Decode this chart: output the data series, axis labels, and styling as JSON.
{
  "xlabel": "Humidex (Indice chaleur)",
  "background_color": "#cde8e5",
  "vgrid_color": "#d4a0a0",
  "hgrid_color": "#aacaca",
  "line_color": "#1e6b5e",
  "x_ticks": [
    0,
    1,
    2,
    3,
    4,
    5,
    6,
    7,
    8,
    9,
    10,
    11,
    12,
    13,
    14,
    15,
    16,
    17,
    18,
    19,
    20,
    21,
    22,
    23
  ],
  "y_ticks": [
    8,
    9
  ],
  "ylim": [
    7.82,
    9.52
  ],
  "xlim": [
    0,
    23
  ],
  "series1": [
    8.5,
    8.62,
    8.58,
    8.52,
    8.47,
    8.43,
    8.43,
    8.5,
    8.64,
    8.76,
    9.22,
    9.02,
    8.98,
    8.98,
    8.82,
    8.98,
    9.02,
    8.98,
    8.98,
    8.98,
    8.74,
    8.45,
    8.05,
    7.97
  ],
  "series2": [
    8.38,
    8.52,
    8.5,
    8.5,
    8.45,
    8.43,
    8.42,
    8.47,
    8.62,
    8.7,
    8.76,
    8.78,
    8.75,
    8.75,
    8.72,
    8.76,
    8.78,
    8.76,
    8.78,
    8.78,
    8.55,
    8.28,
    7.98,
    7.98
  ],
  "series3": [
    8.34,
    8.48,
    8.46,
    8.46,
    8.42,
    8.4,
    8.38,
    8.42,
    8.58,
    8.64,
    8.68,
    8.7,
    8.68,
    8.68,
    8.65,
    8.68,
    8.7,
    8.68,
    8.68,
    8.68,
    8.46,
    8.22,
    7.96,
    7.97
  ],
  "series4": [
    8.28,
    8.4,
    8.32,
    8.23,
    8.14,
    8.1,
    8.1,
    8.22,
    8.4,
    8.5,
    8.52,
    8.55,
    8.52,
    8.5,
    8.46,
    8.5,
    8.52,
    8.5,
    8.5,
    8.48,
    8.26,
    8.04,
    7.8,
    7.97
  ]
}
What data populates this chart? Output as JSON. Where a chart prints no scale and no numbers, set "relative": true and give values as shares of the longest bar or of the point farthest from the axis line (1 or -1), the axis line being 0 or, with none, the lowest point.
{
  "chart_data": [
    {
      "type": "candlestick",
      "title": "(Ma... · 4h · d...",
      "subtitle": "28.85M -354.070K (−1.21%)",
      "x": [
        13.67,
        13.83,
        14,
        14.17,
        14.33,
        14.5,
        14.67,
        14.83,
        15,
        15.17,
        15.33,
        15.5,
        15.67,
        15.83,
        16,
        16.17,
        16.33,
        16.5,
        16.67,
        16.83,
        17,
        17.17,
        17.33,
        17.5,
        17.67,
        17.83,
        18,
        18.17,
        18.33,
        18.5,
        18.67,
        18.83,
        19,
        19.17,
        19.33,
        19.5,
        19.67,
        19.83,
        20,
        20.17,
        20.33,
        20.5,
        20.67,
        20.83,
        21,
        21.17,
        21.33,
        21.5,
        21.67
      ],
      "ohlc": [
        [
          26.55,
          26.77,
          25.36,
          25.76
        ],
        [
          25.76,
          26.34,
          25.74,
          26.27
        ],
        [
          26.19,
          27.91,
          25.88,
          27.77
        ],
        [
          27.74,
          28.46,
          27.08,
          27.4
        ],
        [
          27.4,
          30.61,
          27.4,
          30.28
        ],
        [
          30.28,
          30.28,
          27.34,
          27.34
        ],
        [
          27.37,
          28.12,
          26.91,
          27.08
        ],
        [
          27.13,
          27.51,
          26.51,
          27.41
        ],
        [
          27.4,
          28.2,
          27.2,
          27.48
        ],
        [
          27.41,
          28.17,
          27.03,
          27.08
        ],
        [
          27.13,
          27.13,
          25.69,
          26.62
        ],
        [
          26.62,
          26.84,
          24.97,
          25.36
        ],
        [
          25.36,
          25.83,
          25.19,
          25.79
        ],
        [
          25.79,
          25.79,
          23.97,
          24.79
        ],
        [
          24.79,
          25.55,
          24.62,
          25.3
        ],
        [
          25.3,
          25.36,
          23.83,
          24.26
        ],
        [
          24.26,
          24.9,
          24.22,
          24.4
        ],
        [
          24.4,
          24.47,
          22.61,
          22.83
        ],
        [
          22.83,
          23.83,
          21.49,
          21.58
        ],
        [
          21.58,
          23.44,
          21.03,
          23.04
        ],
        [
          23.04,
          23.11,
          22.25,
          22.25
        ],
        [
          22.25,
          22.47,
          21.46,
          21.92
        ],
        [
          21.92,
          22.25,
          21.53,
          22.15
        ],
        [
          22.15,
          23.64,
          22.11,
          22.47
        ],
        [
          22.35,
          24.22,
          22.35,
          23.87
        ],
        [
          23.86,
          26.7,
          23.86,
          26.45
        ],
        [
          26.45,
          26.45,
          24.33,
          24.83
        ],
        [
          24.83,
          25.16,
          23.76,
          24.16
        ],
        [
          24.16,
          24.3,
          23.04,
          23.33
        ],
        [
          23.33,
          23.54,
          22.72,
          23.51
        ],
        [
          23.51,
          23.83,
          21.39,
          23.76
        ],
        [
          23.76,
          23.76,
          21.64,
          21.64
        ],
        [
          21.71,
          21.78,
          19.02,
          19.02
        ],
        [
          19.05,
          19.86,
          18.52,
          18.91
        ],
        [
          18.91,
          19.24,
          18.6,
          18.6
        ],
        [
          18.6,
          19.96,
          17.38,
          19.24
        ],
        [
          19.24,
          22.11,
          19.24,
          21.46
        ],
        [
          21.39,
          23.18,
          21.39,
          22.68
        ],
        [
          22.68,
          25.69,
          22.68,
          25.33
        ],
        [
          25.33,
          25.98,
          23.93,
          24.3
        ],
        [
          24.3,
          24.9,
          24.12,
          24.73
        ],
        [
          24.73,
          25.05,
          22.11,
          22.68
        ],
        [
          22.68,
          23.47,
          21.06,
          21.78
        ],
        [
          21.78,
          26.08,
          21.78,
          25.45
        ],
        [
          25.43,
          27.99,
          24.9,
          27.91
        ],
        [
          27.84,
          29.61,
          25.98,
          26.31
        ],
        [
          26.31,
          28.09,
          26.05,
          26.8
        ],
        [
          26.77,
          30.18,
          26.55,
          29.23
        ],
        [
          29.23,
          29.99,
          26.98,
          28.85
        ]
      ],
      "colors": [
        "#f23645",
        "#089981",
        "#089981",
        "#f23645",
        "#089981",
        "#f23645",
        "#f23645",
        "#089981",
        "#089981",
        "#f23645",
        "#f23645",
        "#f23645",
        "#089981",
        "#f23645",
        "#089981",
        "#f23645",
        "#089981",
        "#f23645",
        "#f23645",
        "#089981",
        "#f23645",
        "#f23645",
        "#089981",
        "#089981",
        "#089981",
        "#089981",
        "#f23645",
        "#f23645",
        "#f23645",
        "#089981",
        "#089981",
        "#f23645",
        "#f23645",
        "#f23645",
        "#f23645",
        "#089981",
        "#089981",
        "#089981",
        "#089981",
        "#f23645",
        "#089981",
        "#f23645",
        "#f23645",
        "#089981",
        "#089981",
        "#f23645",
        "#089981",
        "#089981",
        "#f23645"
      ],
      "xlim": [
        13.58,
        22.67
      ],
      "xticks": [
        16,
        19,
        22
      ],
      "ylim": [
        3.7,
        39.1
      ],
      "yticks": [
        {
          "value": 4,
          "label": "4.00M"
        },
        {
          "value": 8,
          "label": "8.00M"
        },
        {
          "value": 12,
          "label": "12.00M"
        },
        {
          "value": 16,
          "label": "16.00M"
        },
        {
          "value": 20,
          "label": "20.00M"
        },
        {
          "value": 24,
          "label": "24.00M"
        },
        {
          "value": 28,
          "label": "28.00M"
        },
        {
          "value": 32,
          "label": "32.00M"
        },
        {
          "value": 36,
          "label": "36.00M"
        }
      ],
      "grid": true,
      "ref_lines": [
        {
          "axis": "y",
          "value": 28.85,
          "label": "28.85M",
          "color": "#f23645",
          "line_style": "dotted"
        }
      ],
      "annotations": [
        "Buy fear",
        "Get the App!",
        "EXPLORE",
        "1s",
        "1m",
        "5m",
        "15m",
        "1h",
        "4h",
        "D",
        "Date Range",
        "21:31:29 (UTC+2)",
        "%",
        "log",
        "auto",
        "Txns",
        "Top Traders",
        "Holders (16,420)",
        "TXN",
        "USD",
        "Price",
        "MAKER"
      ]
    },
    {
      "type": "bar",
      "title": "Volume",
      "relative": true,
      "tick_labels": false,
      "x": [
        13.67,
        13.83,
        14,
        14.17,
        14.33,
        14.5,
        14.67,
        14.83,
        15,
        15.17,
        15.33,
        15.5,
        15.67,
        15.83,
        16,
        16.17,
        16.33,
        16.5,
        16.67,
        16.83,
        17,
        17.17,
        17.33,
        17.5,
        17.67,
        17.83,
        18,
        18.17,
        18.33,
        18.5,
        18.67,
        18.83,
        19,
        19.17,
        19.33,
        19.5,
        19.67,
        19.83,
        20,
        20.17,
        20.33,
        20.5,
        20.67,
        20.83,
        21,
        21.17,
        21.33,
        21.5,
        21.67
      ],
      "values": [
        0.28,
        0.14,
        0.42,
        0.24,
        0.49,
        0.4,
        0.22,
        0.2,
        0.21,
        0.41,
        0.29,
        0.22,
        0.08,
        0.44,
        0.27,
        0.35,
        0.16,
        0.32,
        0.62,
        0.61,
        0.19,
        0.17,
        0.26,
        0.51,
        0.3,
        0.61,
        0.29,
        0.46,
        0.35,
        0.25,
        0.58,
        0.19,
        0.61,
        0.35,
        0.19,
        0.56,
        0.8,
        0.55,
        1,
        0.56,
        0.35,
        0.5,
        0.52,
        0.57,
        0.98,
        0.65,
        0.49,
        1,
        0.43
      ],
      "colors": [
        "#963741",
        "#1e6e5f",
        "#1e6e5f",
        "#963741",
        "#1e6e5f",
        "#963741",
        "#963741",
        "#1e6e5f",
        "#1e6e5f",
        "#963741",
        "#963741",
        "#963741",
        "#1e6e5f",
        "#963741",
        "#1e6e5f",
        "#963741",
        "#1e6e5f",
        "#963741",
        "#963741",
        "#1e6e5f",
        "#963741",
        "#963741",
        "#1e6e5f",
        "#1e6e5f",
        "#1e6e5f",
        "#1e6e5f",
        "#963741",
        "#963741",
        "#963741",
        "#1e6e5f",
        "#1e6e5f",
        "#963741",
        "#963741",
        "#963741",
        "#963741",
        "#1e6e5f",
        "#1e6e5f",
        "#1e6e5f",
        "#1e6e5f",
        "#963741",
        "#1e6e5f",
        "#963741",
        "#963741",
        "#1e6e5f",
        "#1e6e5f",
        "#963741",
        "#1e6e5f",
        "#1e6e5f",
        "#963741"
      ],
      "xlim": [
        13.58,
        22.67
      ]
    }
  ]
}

▸ AIM
Copy each line in the data that holds the word "relative".

▸ SOLVED EXERCISE
What data populates this chart? Output as JSON. Where a chart prints no scale and no numbers, set "relative": true and give values as shares of the longest bar or of the point farthest from the axis line (1 or -1), the axis line being 0 or, with none, the lowest point.
      "relative": true,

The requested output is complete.